INPUT MATERIAL —
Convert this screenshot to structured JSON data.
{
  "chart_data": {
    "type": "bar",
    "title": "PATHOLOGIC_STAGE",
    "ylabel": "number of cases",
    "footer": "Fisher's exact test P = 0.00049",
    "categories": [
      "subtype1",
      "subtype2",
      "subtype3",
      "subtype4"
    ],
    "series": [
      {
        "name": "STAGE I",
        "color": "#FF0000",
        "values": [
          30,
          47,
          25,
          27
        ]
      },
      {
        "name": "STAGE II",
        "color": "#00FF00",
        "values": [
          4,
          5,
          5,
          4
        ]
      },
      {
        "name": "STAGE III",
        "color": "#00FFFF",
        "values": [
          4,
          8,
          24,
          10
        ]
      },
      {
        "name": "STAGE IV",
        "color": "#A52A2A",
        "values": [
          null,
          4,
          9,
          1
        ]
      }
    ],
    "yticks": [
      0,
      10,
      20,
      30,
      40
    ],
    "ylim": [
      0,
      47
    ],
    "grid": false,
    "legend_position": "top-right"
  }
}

EXERCISE GOAL —
Go over the data above and copy every line that has the word "color" in it.

COMPLETE ANSWER —
        "color": "#FF0000",
        "color": "#00FF00",
        "color": "#00FFFF",
        "color": "#A52A2A",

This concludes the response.